§ **DESCRIPTION OF THE TASK**
Of the lines in the records that follow, how many include the word "Total"? Answer with a bare number.

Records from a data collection

※

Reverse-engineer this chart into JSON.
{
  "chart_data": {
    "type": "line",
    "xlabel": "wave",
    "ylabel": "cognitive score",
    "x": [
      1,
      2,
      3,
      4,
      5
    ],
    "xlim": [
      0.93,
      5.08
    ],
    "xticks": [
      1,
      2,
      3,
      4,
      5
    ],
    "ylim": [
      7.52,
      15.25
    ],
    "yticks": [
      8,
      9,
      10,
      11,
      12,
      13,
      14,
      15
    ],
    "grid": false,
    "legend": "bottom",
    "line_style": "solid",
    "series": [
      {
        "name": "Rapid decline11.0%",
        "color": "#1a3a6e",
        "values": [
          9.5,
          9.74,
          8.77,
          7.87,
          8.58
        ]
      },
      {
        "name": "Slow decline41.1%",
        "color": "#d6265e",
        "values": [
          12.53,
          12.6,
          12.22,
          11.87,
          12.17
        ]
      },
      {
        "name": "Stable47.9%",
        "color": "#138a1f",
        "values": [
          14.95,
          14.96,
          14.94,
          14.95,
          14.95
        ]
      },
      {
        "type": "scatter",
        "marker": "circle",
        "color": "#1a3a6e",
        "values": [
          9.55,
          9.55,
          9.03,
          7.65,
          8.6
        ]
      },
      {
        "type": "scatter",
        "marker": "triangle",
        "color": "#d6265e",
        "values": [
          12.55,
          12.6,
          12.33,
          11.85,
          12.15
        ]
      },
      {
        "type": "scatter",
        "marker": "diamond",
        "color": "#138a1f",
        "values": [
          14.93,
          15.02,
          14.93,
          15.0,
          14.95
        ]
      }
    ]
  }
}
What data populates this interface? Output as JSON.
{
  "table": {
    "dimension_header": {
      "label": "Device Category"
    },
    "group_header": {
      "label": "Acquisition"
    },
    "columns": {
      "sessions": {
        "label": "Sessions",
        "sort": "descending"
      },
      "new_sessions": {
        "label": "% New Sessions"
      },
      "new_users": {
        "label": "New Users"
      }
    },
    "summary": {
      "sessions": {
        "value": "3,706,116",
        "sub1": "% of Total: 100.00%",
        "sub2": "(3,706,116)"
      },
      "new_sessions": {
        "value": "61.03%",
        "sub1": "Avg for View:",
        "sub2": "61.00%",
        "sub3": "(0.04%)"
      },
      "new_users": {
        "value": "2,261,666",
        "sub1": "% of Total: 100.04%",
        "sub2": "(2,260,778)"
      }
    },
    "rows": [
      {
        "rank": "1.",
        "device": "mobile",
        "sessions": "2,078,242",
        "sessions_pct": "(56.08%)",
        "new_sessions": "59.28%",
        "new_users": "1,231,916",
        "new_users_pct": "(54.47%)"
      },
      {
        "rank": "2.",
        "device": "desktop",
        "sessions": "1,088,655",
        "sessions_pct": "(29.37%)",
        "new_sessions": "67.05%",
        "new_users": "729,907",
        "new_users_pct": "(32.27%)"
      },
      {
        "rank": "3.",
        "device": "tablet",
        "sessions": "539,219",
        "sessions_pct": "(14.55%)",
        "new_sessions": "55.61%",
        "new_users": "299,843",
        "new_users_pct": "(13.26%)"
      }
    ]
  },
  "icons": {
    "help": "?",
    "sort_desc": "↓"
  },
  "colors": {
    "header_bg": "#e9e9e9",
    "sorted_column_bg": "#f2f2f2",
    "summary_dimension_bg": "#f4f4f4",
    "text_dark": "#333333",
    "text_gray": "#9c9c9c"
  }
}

※

§ **EXERCISE ANSWER**
2